▶ _Task statement_
State how many lines in these records contain the word "Serer", and nothing else.

##### Input data

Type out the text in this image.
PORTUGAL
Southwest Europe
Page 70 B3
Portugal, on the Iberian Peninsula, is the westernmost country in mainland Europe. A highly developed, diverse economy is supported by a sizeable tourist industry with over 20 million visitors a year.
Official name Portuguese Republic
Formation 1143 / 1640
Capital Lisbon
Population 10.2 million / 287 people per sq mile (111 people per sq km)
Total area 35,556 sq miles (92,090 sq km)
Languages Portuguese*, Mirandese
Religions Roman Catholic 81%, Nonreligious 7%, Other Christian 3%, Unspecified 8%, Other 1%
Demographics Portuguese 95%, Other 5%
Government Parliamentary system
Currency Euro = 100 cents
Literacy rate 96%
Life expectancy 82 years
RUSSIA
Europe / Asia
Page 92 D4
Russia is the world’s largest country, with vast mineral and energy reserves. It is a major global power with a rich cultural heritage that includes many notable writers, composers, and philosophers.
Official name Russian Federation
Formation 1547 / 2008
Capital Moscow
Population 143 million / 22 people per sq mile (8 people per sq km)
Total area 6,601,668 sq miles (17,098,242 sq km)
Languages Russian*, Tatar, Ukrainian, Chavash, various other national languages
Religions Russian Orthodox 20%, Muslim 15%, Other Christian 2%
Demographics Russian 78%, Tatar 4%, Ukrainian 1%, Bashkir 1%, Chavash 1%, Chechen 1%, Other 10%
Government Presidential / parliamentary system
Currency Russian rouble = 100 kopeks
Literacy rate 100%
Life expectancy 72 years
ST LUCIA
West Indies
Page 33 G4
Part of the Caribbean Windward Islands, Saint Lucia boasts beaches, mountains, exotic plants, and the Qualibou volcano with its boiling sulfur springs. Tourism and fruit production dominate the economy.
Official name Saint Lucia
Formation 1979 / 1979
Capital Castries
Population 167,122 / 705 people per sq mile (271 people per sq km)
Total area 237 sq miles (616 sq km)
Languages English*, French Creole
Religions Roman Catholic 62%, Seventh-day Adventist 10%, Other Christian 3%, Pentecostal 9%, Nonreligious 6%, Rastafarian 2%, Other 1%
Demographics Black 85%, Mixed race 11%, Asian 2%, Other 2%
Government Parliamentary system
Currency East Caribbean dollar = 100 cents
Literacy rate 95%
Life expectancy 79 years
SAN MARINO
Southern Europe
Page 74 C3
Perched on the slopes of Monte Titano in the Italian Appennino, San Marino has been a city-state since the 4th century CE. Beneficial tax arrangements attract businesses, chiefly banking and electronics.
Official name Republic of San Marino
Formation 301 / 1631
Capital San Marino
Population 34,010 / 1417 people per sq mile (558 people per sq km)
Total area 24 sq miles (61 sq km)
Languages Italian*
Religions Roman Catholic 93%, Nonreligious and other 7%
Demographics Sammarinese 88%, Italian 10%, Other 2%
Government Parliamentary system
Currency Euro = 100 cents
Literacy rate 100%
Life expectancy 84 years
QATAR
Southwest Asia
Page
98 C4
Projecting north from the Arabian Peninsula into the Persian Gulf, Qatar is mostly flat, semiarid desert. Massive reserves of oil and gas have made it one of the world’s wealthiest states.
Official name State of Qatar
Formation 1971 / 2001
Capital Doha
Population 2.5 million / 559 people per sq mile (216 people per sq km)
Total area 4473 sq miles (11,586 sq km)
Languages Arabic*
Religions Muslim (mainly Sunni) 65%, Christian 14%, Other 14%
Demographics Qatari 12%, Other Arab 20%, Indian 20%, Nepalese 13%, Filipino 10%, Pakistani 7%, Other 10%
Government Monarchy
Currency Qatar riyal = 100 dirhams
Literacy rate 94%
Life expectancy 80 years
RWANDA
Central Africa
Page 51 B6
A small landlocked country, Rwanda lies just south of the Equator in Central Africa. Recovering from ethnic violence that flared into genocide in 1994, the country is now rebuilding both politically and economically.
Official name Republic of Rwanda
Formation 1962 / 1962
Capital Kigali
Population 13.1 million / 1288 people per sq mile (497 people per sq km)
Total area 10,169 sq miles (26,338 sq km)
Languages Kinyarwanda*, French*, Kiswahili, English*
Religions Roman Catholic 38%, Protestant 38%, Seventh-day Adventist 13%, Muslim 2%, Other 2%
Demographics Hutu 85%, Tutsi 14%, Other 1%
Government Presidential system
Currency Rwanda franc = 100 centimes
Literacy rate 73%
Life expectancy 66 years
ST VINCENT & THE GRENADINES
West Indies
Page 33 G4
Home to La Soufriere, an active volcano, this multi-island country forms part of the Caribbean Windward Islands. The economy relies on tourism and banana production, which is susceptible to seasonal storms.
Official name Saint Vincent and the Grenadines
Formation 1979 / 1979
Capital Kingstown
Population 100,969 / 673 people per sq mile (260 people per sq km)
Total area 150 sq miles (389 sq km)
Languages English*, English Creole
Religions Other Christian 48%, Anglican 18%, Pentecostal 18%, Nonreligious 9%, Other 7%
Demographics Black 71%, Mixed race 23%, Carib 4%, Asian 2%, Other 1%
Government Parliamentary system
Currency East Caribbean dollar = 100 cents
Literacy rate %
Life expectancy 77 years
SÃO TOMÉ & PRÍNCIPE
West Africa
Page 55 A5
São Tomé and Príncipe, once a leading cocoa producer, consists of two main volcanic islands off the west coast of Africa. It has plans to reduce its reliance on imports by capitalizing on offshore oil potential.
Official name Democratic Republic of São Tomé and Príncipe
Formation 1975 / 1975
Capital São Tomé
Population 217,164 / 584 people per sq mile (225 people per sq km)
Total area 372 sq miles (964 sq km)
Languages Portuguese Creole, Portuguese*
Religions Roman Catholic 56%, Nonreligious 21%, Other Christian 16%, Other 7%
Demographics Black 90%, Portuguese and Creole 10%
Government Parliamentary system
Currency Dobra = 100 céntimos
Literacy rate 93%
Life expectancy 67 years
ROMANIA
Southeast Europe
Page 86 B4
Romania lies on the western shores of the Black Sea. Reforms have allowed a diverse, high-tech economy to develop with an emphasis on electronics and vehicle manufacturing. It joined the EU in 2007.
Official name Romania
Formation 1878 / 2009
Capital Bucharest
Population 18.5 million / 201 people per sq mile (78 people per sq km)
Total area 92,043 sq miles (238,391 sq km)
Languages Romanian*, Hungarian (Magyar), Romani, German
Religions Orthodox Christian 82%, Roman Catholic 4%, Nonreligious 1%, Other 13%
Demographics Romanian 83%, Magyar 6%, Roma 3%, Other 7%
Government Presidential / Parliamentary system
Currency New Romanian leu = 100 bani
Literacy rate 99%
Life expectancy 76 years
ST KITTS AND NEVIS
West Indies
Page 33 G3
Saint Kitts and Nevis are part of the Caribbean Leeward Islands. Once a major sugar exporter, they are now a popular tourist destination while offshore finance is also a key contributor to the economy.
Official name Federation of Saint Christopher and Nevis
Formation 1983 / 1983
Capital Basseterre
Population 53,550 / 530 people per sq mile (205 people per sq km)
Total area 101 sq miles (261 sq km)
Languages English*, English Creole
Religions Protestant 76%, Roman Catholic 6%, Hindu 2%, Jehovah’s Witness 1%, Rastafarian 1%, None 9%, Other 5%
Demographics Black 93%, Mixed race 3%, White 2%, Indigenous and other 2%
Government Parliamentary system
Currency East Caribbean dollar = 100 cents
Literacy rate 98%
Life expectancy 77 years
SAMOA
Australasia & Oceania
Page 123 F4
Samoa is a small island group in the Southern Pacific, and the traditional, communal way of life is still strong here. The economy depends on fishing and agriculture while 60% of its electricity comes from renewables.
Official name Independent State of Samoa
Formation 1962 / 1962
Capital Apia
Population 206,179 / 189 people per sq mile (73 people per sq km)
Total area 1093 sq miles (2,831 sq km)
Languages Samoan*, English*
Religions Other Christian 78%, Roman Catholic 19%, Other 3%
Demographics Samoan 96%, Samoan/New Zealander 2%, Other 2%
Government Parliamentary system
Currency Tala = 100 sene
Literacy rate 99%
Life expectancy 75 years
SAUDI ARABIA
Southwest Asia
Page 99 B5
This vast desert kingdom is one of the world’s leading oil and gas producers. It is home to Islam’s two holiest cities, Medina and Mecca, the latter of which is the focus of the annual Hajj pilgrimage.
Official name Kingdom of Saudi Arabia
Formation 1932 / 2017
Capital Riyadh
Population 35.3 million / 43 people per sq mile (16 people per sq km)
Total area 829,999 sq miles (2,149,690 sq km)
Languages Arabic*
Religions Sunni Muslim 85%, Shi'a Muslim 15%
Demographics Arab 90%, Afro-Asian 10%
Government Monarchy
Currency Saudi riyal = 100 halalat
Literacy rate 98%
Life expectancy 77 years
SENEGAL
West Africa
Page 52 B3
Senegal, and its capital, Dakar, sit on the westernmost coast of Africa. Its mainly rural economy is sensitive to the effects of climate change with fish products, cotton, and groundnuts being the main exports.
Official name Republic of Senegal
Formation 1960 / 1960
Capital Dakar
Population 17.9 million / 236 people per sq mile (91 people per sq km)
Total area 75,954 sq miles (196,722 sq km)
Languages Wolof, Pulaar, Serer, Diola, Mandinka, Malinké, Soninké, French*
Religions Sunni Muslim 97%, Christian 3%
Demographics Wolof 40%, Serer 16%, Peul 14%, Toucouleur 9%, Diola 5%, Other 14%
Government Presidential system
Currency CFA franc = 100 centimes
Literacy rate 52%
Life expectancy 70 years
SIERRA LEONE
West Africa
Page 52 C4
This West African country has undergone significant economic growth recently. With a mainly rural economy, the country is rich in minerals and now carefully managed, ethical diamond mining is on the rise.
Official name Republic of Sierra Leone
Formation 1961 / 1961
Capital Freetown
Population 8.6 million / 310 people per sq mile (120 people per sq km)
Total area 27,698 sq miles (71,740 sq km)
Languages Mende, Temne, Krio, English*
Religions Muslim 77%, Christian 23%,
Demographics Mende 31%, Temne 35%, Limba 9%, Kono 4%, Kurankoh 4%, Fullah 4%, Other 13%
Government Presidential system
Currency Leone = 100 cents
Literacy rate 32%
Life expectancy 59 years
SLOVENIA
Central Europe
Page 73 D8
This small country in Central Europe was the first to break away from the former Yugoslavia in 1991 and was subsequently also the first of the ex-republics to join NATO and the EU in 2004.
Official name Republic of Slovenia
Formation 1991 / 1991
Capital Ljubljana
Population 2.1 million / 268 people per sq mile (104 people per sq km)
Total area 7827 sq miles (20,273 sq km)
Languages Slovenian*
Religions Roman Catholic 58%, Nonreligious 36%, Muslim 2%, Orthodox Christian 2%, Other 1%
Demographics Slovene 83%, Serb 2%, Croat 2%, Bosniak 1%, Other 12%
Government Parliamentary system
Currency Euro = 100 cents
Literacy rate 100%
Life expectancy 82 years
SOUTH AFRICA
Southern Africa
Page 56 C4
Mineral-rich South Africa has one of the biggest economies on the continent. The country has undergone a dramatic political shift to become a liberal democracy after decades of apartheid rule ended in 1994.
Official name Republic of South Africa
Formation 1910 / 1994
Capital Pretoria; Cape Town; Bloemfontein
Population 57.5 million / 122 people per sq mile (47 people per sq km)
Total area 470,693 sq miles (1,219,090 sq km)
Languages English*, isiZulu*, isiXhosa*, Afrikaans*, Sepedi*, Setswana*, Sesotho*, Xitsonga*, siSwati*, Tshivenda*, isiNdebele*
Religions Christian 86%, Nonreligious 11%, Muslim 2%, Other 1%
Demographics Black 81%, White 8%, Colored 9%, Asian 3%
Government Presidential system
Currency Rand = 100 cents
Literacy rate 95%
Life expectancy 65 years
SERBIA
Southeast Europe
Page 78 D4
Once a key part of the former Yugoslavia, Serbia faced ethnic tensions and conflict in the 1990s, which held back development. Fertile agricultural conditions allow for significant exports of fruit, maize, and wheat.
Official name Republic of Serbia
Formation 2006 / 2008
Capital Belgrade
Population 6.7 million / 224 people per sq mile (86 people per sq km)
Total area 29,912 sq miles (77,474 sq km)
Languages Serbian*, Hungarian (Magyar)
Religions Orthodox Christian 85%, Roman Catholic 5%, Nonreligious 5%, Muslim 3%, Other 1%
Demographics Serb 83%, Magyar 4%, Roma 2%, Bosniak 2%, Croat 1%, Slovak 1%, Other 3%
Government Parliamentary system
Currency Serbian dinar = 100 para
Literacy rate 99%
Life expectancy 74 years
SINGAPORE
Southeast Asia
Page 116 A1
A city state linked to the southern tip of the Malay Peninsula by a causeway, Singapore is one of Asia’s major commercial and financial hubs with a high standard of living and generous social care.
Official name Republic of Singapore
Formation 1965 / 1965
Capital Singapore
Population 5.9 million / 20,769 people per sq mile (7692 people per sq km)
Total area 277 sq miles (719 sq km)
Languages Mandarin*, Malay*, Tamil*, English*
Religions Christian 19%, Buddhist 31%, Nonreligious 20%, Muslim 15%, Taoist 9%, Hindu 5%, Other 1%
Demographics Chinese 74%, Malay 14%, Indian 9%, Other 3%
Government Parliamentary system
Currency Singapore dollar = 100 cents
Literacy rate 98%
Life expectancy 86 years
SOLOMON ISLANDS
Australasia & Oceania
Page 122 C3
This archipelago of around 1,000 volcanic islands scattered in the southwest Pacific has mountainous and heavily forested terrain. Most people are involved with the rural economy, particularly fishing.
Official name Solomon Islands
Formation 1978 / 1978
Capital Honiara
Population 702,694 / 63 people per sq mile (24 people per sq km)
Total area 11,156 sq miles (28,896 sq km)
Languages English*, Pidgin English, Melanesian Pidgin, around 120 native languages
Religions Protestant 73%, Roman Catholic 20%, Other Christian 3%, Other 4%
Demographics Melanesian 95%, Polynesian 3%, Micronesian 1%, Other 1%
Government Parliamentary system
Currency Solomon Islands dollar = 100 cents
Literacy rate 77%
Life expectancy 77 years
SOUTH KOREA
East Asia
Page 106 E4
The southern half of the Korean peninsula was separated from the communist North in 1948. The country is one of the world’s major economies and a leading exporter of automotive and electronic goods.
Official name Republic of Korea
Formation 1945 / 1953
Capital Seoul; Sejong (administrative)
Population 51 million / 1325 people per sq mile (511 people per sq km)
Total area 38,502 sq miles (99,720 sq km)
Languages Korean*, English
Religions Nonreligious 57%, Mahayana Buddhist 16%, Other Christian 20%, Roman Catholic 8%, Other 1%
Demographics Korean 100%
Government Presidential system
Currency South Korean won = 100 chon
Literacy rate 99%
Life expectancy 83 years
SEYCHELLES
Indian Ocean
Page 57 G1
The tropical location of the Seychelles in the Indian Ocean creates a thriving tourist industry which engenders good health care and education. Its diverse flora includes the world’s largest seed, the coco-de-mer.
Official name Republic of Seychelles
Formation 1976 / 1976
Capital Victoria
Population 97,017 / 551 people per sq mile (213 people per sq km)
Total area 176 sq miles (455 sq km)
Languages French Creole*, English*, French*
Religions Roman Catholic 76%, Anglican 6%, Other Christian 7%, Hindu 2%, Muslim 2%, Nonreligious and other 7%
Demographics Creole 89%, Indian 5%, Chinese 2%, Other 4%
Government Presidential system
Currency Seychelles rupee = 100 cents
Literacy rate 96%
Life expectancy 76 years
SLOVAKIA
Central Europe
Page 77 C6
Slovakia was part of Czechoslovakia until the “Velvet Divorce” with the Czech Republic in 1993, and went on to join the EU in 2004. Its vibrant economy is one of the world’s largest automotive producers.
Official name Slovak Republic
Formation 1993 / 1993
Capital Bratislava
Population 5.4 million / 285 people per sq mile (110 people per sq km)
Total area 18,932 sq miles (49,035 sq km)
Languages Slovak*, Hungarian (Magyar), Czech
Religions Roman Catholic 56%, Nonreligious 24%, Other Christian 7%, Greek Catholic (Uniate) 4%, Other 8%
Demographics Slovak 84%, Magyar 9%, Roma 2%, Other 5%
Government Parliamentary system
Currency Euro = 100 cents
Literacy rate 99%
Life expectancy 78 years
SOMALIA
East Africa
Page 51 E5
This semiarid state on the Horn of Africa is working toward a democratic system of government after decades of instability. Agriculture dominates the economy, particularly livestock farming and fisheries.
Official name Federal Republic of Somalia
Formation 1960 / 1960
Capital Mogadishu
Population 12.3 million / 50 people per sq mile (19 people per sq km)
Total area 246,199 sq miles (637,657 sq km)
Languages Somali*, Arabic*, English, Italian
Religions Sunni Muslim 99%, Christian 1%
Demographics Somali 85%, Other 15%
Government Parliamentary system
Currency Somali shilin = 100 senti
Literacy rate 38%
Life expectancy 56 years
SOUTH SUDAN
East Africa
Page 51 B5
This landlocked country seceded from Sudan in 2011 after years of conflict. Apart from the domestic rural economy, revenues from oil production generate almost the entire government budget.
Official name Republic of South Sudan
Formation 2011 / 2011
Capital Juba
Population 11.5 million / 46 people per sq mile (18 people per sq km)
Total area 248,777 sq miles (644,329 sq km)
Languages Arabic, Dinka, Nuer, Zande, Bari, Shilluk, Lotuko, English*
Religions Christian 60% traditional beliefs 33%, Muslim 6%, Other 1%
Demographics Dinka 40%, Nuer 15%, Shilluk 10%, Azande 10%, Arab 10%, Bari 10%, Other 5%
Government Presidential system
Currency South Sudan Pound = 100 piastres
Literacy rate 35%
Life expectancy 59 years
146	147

##########

▶ _Output of the exercise_
2